■ DATA SUPPLIED
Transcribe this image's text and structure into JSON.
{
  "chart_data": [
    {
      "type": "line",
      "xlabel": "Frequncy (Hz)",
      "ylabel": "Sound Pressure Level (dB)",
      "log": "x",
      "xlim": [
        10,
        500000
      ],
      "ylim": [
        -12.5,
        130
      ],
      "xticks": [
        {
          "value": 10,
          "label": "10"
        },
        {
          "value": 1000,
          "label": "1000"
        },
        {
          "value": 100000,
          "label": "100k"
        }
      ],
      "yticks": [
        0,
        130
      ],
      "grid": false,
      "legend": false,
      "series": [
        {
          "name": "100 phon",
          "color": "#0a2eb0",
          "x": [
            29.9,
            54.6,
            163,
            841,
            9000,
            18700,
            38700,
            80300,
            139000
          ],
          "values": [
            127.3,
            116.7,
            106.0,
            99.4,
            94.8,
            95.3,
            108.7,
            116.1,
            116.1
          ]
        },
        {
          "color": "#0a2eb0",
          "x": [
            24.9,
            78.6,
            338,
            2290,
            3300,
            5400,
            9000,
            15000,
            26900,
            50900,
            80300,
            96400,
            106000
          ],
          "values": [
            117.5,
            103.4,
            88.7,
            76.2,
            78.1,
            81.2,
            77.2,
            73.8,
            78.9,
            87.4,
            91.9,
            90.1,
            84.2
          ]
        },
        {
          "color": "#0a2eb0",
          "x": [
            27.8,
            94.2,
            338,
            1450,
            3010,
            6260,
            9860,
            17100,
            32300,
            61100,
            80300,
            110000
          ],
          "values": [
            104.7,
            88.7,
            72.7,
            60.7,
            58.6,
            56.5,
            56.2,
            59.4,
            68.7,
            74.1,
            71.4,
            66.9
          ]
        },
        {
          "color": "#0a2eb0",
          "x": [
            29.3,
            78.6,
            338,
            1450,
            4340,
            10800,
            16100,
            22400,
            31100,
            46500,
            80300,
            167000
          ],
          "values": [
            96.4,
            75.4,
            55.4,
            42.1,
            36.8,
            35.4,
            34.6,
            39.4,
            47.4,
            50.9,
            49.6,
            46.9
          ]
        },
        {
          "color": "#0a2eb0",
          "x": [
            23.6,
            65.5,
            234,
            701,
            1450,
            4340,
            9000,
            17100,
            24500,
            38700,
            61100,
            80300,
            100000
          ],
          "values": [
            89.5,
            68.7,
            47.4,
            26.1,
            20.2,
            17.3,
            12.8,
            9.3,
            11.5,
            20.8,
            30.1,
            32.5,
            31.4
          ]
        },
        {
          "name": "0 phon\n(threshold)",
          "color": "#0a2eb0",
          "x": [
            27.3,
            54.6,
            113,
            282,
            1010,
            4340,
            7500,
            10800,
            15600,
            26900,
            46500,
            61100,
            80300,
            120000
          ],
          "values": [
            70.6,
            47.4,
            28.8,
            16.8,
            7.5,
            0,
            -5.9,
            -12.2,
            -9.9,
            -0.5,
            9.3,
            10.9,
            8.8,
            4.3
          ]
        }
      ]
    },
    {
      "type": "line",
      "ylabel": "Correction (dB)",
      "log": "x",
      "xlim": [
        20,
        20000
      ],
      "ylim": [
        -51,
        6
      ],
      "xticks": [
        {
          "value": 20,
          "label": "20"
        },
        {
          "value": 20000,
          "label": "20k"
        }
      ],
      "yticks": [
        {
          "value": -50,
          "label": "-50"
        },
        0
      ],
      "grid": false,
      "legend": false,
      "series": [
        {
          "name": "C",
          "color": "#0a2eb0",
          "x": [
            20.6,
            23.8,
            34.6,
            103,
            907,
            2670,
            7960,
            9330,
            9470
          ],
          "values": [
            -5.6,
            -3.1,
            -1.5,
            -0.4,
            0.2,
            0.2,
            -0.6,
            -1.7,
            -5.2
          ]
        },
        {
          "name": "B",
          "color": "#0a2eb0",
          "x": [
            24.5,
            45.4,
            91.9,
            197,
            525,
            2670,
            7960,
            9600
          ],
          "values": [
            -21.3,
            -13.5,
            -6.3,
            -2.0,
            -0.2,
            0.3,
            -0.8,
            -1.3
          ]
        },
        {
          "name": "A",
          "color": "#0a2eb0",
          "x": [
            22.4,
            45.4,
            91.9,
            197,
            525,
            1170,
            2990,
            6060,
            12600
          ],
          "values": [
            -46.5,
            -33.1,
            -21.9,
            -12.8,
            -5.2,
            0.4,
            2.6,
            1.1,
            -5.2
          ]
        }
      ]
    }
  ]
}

■ SHORT EXERCISE
Copy out each line above, character for character.

■ REPLY
Transcribe this image's text and structure into JSON.
{
  "chart_data": [
    {
      "type": "line",
      "xlabel": "Frequncy (Hz)",
      "ylabel": "Sound Pressure Level (dB)",
      "log": "x",
      "xlim": [
        10,
        500000
      ],
      "ylim": [
        -12.5,
        130
      ],
      "xticks": [
        {
          "value": 10,
          "label": "10"
        },
        {
          "value": 1000,
          "label": "1000"
        },
        {
          "value": 100000,
          "label": "100k"
        }
      ],
      "yticks": [
        0,
        130
      ],
      "grid": false,
      "legend": false,
      "series": [
        {
          "name": "100 phon",
          "color": "#0a2eb0",
          "x": [
            29.9,
            54.6,
            163,
            841,
            9000,
            18700,
            38700,
            80300,
            139000
          ],
          "values": [
            127.3,
            116.7,
            106.0,
            99.4,
            94.8,
            95.3,
            108.7,
            116.1,
            116.1
          ]
        },
        {
          "color": "#0a2eb0",
          "x": [
            24.9,
            78.6,
            338,
            2290,
            3300,
            5400,
            9000,
            15000,
            26900,
            50900,
            80300,
            96400,
            106000
          ],
          "values": [
            117.5,
            103.4,
            88.7,
            76.2,
            78.1,
            81.2,
            77.2,
            73.8,
            78.9,
            87.4,
            91.9,
            90.1,
            84.2
          ]
        },
        {
          "color": "#0a2eb0",
          "x": [
            27.8,
            94.2,
            338,
            1450,
            3010,
            6260,
            9860,
            17100,
            32300,
            61100,
            80300,
            110000
          ],
          "values": [
            104.7,
            88.7,
            72.7,
            60.7,
            58.6,
            56.5,
            56.2,
            59.4,
            68.7,
            74.1,
            71.4,
            66.9
          ]
        },
        {
          "color": "#0a2eb0",
          "x": [
            29.3,
            78.6,
            338,
            1450,
            4340,
            10800,
            16100,
            22400,
            31100,
            46500,
            80300,
            167000
          ],
          "values": [
            96.4,
            75.4,
            55.4,
            42.1,
            36.8,
            35.4,
            34.6,
            39.4,
            47.4,
            50.9,
            49.6,
            46.9
          ]
        },
        {
          "color": "#0a2eb0",
          "x": [
            23.6,
            65.5,
            234,
            701,
            1450,
            4340,
            9000,
            17100,
            24500,
            38700,
            61100,
            80300,
            100000
          ],
          "values": [
            89.5,
            68.7,
            47.4,
            26.1,
            20.2,
            17.3,
            12.8,
            9.3,
            11.5,
            20.8,
            30.1,
            32.5,
            31.4
          ]
        },
        {
          "name": "0 phon\n(threshold)",
          "color": "#0a2eb0",
          "x": [
            27.3,
            54.6,
            113,
            282,
            1010,
            4340,
            7500,
            10800,
            15600,
            26900,
            46500,
            61100,
            80300,
            120000
          ],
          "values": [
            70.6,
            47.4,
            28.8,
            16.8,
            7.5,
            0,
            -5.9,
            -12.2,
            -9.9,
            -0.5,
            9.3,
            10.9,
            8.8,
            4.3
          ]
        }
      ]
    },
    {
      "type": "line",
      "ylabel": "Correction (dB)",
      "log": "x",
      "xlim": [
        20,
        20000
      ],
      "ylim": [
        -51,
        6
      ],
      "xticks": [
        {
          "value": 20,
          "label": "20"
        },
        {
          "value": 20000,
          "label": "20k"
        }
      ],
      "yticks": [
        {
          "value": -50,
          "label": "-50"
        },
        0
      ],
      "grid": false,
      "legend": false,
      "series": [
        {
          "name": "C",
          "color": "#0a2eb0",
          "x": [
            20.6,
            23.8,
            34.6,
            103,
            907,
            2670,
            7960,
            9330,
            9470
          ],
          "values": [
            -5.6,
            -3.1,
            -1.5,
            -0.4,
            0.2,
            0.2,
            -0.6,
            -1.7,
            -5.2
          ]
        },
        {
          "name": "B",
          "color": "#0a2eb0",
          "x": [
            24.5,
            45.4,
            91.9,
            197,
            525,
            2670,
            7960,
            9600
          ],
          "values": [
            -21.3,
            -13.5,
            -6.3,
            -2.0,
            -0.2,
            0.3,
            -0.8,
            -1.3
          ]
        },
        {
          "name": "A",
          "color": "#0a2eb0",
          "x": [
            22.4,
            45.4,
            91.9,
            197,
            525,
            1170,
            2990,
            6060,
            12600
          ],
          "values": [
            -46.5,
            -33.1,
            -21.9,
            -12.8,
            -5.2,
            0.4,
            2.6,
            1.1,
            -5.2
          ]
        }
      ]
    }
  ]
}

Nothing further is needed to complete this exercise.